Written instruction
Look through the records and report how many lines include the word "object", with no other words.

Input rows
— begin —
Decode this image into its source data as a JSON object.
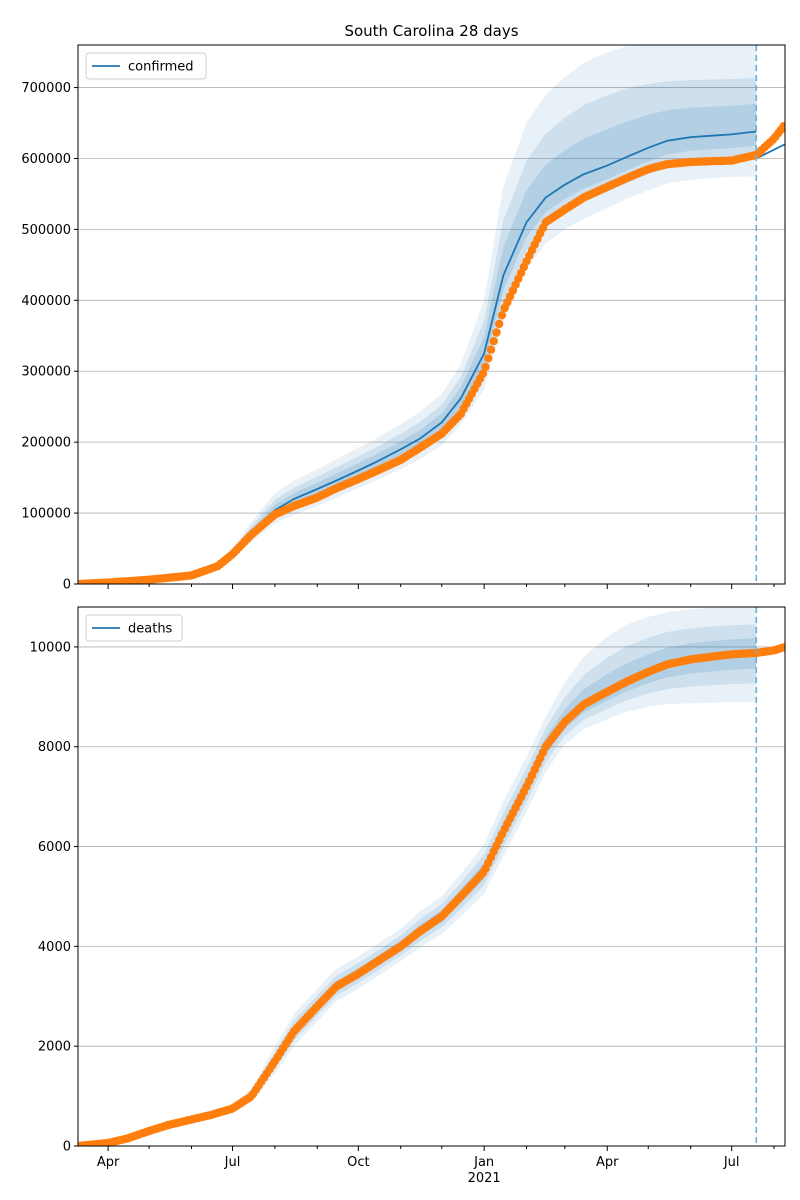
— end —
— begin —
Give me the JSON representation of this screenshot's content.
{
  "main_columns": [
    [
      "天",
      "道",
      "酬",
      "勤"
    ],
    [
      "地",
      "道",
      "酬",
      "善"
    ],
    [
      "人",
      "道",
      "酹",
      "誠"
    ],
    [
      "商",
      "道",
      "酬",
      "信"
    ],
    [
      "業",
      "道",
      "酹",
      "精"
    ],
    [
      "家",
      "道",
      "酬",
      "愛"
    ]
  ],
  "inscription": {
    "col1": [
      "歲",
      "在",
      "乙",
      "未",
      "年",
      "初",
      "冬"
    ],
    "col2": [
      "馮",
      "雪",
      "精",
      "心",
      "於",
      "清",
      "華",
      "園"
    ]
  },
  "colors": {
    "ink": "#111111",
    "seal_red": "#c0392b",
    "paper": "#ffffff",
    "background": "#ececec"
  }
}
— end —
— begin —
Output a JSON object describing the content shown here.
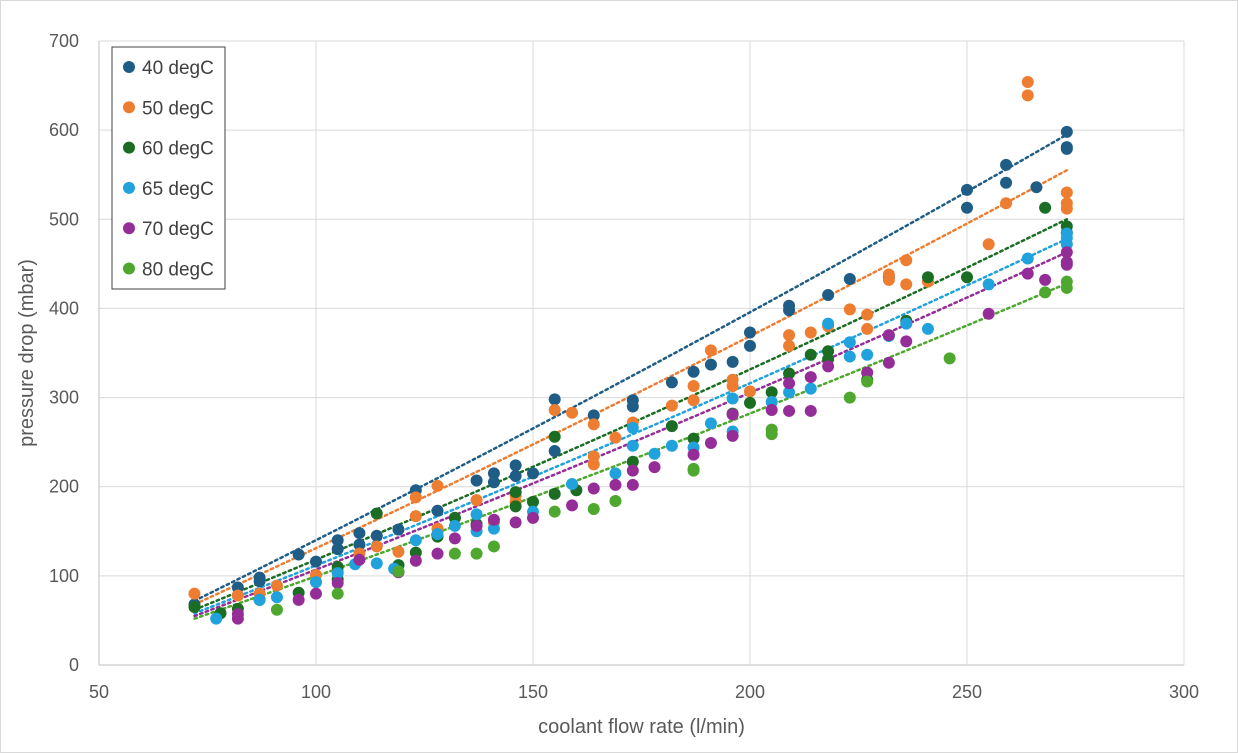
— end —
Correct output
2